▸ EXERCISE TASK: Copy every line of the material below word for word, changing nothing.

+++ RECORDS SHOWN +++

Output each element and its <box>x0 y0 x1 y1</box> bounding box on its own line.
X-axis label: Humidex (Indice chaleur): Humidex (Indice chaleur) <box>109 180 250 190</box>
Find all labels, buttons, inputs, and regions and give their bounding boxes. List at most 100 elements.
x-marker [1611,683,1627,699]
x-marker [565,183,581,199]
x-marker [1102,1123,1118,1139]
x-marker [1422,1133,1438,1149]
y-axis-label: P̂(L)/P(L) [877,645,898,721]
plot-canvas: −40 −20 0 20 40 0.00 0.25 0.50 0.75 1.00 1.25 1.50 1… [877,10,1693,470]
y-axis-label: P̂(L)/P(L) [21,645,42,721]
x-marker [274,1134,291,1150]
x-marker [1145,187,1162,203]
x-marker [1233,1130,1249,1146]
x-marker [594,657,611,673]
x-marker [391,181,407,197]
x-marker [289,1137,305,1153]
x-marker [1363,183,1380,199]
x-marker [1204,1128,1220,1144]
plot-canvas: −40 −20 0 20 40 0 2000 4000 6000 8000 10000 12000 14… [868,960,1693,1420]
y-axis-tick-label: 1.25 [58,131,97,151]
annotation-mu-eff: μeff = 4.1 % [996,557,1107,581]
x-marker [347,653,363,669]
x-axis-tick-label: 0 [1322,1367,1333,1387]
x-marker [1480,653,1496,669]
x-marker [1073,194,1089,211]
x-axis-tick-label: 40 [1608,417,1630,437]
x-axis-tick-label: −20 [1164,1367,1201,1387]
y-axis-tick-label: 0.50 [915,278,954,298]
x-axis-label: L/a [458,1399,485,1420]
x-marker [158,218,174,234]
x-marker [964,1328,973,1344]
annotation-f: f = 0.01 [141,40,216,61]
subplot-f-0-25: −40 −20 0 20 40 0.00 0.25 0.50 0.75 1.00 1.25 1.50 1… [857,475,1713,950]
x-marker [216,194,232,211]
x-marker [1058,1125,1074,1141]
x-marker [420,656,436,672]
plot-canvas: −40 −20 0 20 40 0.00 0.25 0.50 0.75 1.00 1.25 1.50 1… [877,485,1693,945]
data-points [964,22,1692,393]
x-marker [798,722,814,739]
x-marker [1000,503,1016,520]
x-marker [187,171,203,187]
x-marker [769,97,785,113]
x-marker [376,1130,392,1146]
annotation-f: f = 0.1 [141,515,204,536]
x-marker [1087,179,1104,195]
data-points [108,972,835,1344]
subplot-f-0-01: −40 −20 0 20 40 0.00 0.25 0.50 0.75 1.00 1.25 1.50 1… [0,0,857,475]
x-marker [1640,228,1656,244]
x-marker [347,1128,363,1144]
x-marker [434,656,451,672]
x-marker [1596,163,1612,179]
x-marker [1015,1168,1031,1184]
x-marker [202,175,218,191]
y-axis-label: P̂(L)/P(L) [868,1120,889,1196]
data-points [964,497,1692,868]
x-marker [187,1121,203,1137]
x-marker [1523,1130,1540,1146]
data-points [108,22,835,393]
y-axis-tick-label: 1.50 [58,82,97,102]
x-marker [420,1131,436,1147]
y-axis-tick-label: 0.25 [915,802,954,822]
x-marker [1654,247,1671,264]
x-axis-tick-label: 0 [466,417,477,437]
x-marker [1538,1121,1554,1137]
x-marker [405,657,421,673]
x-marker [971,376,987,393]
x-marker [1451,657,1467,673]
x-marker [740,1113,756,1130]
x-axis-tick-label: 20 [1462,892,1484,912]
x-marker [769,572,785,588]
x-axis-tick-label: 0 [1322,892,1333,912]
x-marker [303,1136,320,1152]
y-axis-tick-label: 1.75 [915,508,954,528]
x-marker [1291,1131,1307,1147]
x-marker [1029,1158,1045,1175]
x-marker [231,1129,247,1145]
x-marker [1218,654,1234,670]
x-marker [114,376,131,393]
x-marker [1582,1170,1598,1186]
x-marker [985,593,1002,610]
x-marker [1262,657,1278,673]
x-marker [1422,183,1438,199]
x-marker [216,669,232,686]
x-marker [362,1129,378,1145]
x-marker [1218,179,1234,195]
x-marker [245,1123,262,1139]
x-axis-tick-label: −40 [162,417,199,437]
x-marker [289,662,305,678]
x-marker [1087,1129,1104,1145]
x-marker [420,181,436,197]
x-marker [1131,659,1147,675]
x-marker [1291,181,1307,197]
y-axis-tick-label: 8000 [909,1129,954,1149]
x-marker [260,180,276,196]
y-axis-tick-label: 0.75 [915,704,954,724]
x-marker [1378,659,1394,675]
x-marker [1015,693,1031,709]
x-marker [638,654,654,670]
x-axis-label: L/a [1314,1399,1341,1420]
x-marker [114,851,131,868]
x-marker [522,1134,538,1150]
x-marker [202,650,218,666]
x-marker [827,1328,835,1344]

+++

▸ RESPONSE:
Output each element and its <box>x0 y0 x1 y1</box> bounding box on its own line.
X-axis label: Humidex (Indice chaleur): Humidex (Indice chaleur) <box>109 180 250 190</box>
Find all labels, buttons, inputs, and regions and give their bounding boxes. List at most 100 elements.
x-marker [1611,683,1627,699]
x-marker [565,183,581,199]
x-marker [1102,1123,1118,1139]
x-marker [1422,1133,1438,1149]
y-axis-label: P̂(L)/P(L) [877,645,898,721]
plot-canvas: −40 −20 0 20 40 0.00 0.25 0.50 0.75 1.00 1.25 1.50 1… [877,10,1693,470]
y-axis-label: P̂(L)/P(L) [21,645,42,721]
x-marker [274,1134,291,1150]
x-marker [1145,187,1162,203]
x-marker [1233,1130,1249,1146]
x-marker [594,657,611,673]
x-marker [391,181,407,197]
x-marker [289,1137,305,1153]
x-marker [1363,183,1380,199]
x-marker [1204,1128,1220,1144]
plot-canvas: −40 −20 0 20 40 0 2000 4000 6000 8000 10000 12000 14… [868,960,1693,1420]
y-axis-tick-label: 1.25 [58,131,97,151]
annotation-mu-eff: μeff = 4.1 % [996,557,1107,581]
x-marker [347,653,363,669]
x-axis-tick-label: 0 [1322,1367,1333,1387]
x-marker [1480,653,1496,669]
x-marker [1073,194,1089,211]
x-axis-tick-label: 40 [1608,417,1630,437]
x-axis-tick-label: −20 [1164,1367,1201,1387]
y-axis-tick-label: 0.50 [915,278,954,298]
x-axis-label: L/a [458,1399,485,1420]
x-marker [158,218,174,234]
x-marker [964,1328,973,1344]
annotation-f: f = 0.01 [141,40,216,61]
subplot-f-0-25: −40 −20 0 20 40 0.00 0.25 0.50 0.75 1.00 1.25 1.50 1… [857,475,1713,950]
x-marker [216,194,232,211]
x-marker [1058,1125,1074,1141]
x-marker [420,656,436,672]
plot-canvas: −40 −20 0 20 40 0.00 0.25 0.50 0.75 1.00 1.25 1.50 1… [877,485,1693,945]
data-points [964,22,1692,393]
x-marker [798,722,814,739]
x-marker [1000,503,1016,520]
x-marker [187,171,203,187]
x-marker [769,97,785,113]
x-marker [376,1130,392,1146]
annotation-f: f = 0.1 [141,515,204,536]
x-marker [1087,179,1104,195]
data-points [108,972,835,1344]
subplot-f-0-01: −40 −20 0 20 40 0.00 0.25 0.50 0.75 1.00 1.25 1.50 1… [0,0,857,475]
x-marker [1640,228,1656,244]
x-marker [347,1128,363,1144]
x-marker [434,656,451,672]
x-marker [1596,163,1612,179]
x-marker [1015,1168,1031,1184]
x-marker [202,175,218,191]
y-axis-label: P̂(L)/P(L) [868,1120,889,1196]
data-points [964,497,1692,868]
x-marker [187,1121,203,1137]
x-marker [1523,1130,1540,1146]
data-points [108,22,835,393]
y-axis-tick-label: 1.50 [58,82,97,102]
x-marker [420,1131,436,1147]
y-axis-tick-label: 0.25 [915,802,954,822]
x-marker [1654,247,1671,264]
x-axis-tick-label: 0 [466,417,477,437]
x-marker [1538,1121,1554,1137]
x-marker [405,657,421,673]
x-marker [971,376,987,393]
x-marker [1451,657,1467,673]
x-marker [740,1113,756,1130]
x-axis-tick-label: 20 [1462,892,1484,912]
x-marker [769,572,785,588]
x-axis-tick-label: 0 [1322,892,1333,912]
x-marker [303,1136,320,1152]
y-axis-tick-label: 1.75 [915,508,954,528]
x-marker [1291,1131,1307,1147]
x-marker [1029,1158,1045,1175]
x-marker [231,1129,247,1145]
x-marker [1218,654,1234,670]
x-marker [114,376,131,393]
x-marker [1582,1170,1598,1186]
x-marker [985,593,1002,610]
x-marker [1262,657,1278,673]
x-marker [1422,183,1438,199]
x-marker [216,669,232,686]
x-marker [362,1129,378,1145]
x-marker [1218,179,1234,195]
x-marker [245,1123,262,1139]
x-axis-tick-label: −40 [162,417,199,437]
x-marker [289,662,305,678]
x-marker [1087,1129,1104,1145]
x-marker [420,181,436,197]
x-marker [1131,659,1147,675]
x-marker [1291,181,1307,197]
y-axis-tick-label: 8000 [909,1129,954,1149]
x-marker [260,180,276,196]
y-axis-tick-label: 0.75 [915,704,954,724]
x-marker [1378,659,1394,675]
x-marker [1015,693,1031,709]
x-marker [638,654,654,670]
x-axis-label: L/a [1314,1399,1341,1420]
x-marker [114,851,131,868]
x-marker [522,1134,538,1150]
x-marker [202,650,218,666]
x-marker [827,1328,835,1344]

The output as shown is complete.